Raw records
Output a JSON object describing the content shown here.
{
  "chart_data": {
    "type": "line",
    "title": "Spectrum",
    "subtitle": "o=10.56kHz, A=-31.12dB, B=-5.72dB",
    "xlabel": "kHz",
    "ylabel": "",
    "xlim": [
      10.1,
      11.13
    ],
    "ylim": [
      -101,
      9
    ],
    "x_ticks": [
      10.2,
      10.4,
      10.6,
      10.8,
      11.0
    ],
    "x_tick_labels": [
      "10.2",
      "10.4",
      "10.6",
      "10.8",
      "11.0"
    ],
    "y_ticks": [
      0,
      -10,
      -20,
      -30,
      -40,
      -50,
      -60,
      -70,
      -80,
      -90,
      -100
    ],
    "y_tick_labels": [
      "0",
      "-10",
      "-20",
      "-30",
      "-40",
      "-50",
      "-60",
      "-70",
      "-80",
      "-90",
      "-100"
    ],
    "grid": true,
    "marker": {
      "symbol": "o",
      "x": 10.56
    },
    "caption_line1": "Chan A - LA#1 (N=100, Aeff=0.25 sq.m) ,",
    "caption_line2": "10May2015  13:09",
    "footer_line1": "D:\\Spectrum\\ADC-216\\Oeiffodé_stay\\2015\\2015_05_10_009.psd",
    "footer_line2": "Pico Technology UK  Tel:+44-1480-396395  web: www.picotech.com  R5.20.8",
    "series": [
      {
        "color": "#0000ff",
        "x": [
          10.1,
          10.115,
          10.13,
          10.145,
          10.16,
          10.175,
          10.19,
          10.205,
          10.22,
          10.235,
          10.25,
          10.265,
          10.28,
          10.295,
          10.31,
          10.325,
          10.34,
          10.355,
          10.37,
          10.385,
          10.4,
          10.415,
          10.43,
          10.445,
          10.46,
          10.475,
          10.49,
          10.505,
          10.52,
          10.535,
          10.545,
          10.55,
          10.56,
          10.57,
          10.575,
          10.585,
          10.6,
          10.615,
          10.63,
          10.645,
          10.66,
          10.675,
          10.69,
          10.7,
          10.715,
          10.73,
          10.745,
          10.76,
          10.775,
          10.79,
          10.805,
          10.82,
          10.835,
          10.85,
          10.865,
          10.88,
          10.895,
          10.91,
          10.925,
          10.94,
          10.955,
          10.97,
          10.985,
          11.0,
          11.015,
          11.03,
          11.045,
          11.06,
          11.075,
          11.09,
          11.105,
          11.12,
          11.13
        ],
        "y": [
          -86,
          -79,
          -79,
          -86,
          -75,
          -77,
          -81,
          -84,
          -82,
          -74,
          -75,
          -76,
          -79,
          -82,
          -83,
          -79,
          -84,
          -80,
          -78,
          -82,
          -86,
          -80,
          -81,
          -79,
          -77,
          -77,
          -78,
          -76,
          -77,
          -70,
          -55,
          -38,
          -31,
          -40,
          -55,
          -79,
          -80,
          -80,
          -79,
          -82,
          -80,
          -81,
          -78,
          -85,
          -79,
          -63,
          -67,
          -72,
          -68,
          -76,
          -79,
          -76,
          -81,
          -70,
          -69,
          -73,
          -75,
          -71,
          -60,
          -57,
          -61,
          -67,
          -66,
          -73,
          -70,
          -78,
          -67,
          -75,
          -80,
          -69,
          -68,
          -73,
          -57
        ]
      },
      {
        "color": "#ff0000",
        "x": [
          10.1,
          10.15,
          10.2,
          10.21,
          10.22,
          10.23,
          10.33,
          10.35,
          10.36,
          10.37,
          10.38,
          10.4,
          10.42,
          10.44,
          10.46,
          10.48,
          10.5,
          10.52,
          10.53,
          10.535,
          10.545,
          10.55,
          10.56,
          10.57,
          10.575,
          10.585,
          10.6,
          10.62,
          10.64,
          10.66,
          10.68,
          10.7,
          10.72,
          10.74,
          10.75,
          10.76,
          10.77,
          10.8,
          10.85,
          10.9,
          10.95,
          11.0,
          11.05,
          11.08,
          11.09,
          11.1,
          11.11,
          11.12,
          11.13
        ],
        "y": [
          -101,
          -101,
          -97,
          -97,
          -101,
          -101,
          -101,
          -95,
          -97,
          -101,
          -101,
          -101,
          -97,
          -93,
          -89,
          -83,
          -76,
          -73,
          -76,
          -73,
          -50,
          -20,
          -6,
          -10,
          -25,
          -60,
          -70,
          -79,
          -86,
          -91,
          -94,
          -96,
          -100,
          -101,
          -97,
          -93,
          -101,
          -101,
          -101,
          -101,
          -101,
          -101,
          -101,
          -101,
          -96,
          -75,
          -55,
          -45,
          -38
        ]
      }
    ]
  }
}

## GIVEN PROBLEM
Recopy the entries above in their entirety, exactly.

## ANSWER TO THE TASK
Output a JSON object describing the content shown here.
{
  "chart_data": {
    "type": "line",
    "title": "Spectrum",
    "subtitle": "o=10.56kHz, A=-31.12dB, B=-5.72dB",
    "xlabel": "kHz",
    "ylabel": "",
    "xlim": [
      10.1,
      11.13
    ],
    "ylim": [
      -101,
      9
    ],
    "x_ticks": [
      10.2,
      10.4,
      10.6,
      10.8,
      11.0
    ],
    "x_tick_labels": [
      "10.2",
      "10.4",
      "10.6",
      "10.8",
      "11.0"
    ],
    "y_ticks": [
      0,
      -10,
      -20,
      -30,
      -40,
      -50,
      -60,
      -70,
      -80,
      -90,
      -100
    ],
    "y_tick_labels": [
      "0",
      "-10",
      "-20",
      "-30",
      "-40",
      "-50",
      "-60",
      "-70",
      "-80",
      "-90",
      "-100"
    ],
    "grid": true,
    "marker": {
      "symbol": "o",
      "x": 10.56
    },
    "caption_line1": "Chan A - LA#1 (N=100, Aeff=0.25 sq.m) ,",
    "caption_line2": "10May2015  13:09",
    "footer_line1": "D:\\Spectrum\\ADC-216\\Oeiffodé_stay\\2015\\2015_05_10_009.psd",
    "footer_line2": "Pico Technology UK  Tel:+44-1480-396395  web: www.picotech.com  R5.20.8",
    "series": [
      {
        "color": "#0000ff",
        "x": [
          10.1,
          10.115,
          10.13,
          10.145,
          10.16,
          10.175,
          10.19,
          10.205,
          10.22,
          10.235,
          10.25,
          10.265,
          10.28,
          10.295,
          10.31,
          10.325,
          10.34,
          10.355,
          10.37,
          10.385,
          10.4,
          10.415,
          10.43,
          10.445,
          10.46,
          10.475,
          10.49,
          10.505,
          10.52,
          10.535,
          10.545,
          10.55,
          10.56,
          10.57,
          10.575,
          10.585,
          10.6,
          10.615,
          10.63,
          10.645,
          10.66,
          10.675,
          10.69,
          10.7,
          10.715,
          10.73,
          10.745,
          10.76,
          10.775,
          10.79,
          10.805,
          10.82,
          10.835,
          10.85,
          10.865,
          10.88,
          10.895,
          10.91,
          10.925,
          10.94,
          10.955,
          10.97,
          10.985,
          11.0,
          11.015,
          11.03,
          11.045,
          11.06,
          11.075,
          11.09,
          11.105,
          11.12,
          11.13
        ],
        "y": [
          -86,
          -79,
          -79,
          -86,
          -75,
          -77,
          -81,
          -84,
          -82,
          -74,
          -75,
          -76,
          -79,
          -82,
          -83,
          -79,
          -84,
          -80,
          -78,
          -82,
          -86,
          -80,
          -81,
          -79,
          -77,
          -77,
          -78,
          -76,
          -77,
          -70,
          -55,
          -38,
          -31,
          -40,
          -55,
          -79,
          -80,
          -80,
          -79,
          -82,
          -80,
          -81,
          -78,
          -85,
          -79,
          -63,
          -67,
          -72,
          -68,
          -76,
          -79,
          -76,
          -81,
          -70,
          -69,
          -73,
          -75,
          -71,
          -60,
          -57,
          -61,
          -67,
          -66,
          -73,
          -70,
          -78,
          -67,
          -75,
          -80,
          -69,
          -68,
          -73,
          -57
        ]
      },
      {
        "color": "#ff0000",
        "x": [
          10.1,
          10.15,
          10.2,
          10.21,
          10.22,
          10.23,
          10.33,
          10.35,
          10.36,
          10.37,
          10.38,
          10.4,
          10.42,
          10.44,
          10.46,
          10.48,
          10.5,
          10.52,
          10.53,
          10.535,
          10.545,
          10.55,
          10.56,
          10.57,
          10.575,
          10.585,
          10.6,
          10.62,
          10.64,
          10.66,
          10.68,
          10.7,
          10.72,
          10.74,
          10.75,
          10.76,
          10.77,
          10.8,
          10.85,
          10.9,
          10.95,
          11.0,
          11.05,
          11.08,
          11.09,
          11.1,
          11.11,
          11.12,
          11.13
        ],
        "y": [
          -101,
          -101,
          -97,
          -97,
          -101,
          -101,
          -101,
          -95,
          -97,
          -101,
          -101,
          -101,
          -97,
          -93,
          -89,
          -83,
          -76,
          -73,
          -76,
          -73,
          -50,
          -20,
          -6,
          -10,
          -25,
          -60,
          -70,
          -79,
          -86,
          -91,
          -94,
          -96,
          -100,
          -101,
          -97,
          -93,
          -101,
          -101,
          -101,
          -101,
          -101,
          -101,
          -101,
          -101,
          -96,
          -75,
          -55,
          -45,
          -38
        ]
      }
    ]
  }
}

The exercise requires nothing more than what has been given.